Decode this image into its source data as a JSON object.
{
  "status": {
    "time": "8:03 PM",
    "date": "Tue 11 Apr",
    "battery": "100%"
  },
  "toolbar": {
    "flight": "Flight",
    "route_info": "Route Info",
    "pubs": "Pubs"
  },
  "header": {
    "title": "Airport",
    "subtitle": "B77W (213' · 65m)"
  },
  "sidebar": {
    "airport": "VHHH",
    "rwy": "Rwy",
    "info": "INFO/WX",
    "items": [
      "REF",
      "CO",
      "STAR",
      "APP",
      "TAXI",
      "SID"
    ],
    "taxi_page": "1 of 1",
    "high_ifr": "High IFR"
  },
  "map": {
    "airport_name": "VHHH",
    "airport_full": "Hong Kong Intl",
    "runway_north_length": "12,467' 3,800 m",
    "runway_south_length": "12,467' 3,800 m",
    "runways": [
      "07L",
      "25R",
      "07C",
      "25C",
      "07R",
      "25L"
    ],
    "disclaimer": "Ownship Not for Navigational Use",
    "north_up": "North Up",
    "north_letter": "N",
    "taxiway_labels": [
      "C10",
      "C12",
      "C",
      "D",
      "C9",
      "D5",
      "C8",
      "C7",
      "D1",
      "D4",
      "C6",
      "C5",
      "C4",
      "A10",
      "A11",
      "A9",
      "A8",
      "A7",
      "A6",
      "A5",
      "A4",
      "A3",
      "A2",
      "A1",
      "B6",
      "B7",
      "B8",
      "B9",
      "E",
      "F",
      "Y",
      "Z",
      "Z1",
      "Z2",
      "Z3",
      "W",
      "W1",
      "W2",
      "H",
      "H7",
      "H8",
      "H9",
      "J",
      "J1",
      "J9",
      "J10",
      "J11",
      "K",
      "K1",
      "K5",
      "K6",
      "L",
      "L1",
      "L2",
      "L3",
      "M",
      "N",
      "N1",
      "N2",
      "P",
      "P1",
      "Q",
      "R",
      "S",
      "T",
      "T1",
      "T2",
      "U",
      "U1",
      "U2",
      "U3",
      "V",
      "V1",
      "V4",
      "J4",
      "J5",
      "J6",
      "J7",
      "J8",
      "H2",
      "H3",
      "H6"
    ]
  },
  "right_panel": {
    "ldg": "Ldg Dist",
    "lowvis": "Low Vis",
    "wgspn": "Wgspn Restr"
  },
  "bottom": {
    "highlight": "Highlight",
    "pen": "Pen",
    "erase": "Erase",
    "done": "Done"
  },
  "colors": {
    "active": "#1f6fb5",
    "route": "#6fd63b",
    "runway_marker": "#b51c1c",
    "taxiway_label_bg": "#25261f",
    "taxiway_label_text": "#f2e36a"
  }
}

============

* Aim
Set every line of the listing down word for word.

* The response
Decode this image into its source data as a JSON object.
{
  "status": {
    "time": "8:03 PM",
    "date": "Tue 11 Apr",
    "battery": "100%"
  },
  "toolbar": {
    "flight": "Flight",
    "route_info": "Route Info",
    "pubs": "Pubs"
  },
  "header": {
    "title": "Airport",
    "subtitle": "B77W (213' · 65m)"
  },
  "sidebar": {
    "airport": "VHHH",
    "rwy": "Rwy",
    "info": "INFO/WX",
    "items": [
      "REF",
      "CO",
      "STAR",
      "APP",
      "TAXI",
      "SID"
    ],
    "taxi_page": "1 of 1",
    "high_ifr": "High IFR"
  },
  "map": {
    "airport_name": "VHHH",
    "airport_full": "Hong Kong Intl",
    "runway_north_length": "12,467' 3,800 m",
    "runway_south_length": "12,467' 3,800 m",
    "runways": [
      "07L",
      "25R",
      "07C",
      "25C",
      "07R",
      "25L"
    ],
    "disclaimer": "Ownship Not for Navigational Use",
    "north_up": "North Up",
    "north_letter": "N",
    "taxiway_labels": [
      "C10",
      "C12",
      "C",
      "D",
      "C9",
      "D5",
      "C8",
      "C7",
      "D1",
      "D4",
      "C6",
      "C5",
      "C4",
      "A10",
      "A11",
      "A9",
      "A8",
      "A7",
      "A6",
      "A5",
      "A4",
      "A3",
      "A2",
      "A1",
      "B6",
      "B7",
      "B8",
      "B9",
      "E",
      "F",
      "Y",
      "Z",
      "Z1",
      "Z2",
      "Z3",
      "W",
      "W1",
      "W2",
      "H",
      "H7",
      "H8",
      "H9",
      "J",
      "J1",
      "J9",
      "J10",
      "J11",
      "K",
      "K1",
      "K5",
      "K6",
      "L",
      "L1",
      "L2",
      "L3",
      "M",
      "N",
      "N1",
      "N2",
      "P",
      "P1",
      "Q",
      "R",
      "S",
      "T",
      "T1",
      "T2",
      "U",
      "U1",
      "U2",
      "U3",
      "V",
      "V1",
      "V4",
      "J4",
      "J5",
      "J6",
      "J7",
      "J8",
      "H2",
      "H3",
      "H6"
    ]
  },
  "right_panel": {
    "ldg": "Ldg Dist",
    "lowvis": "Low Vis",
    "wgspn": "Wgspn Restr"
  },
  "bottom": {
    "highlight": "Highlight",
    "pen": "Pen",
    "erase": "Erase",
    "done": "Done"
  },
  "colors": {
    "active": "#1f6fb5",
    "route": "#6fd63b",
    "runway_marker": "#b51c1c",
    "taxiway_label_bg": "#25261f",
    "taxiway_label_text": "#f2e36a"
  }
}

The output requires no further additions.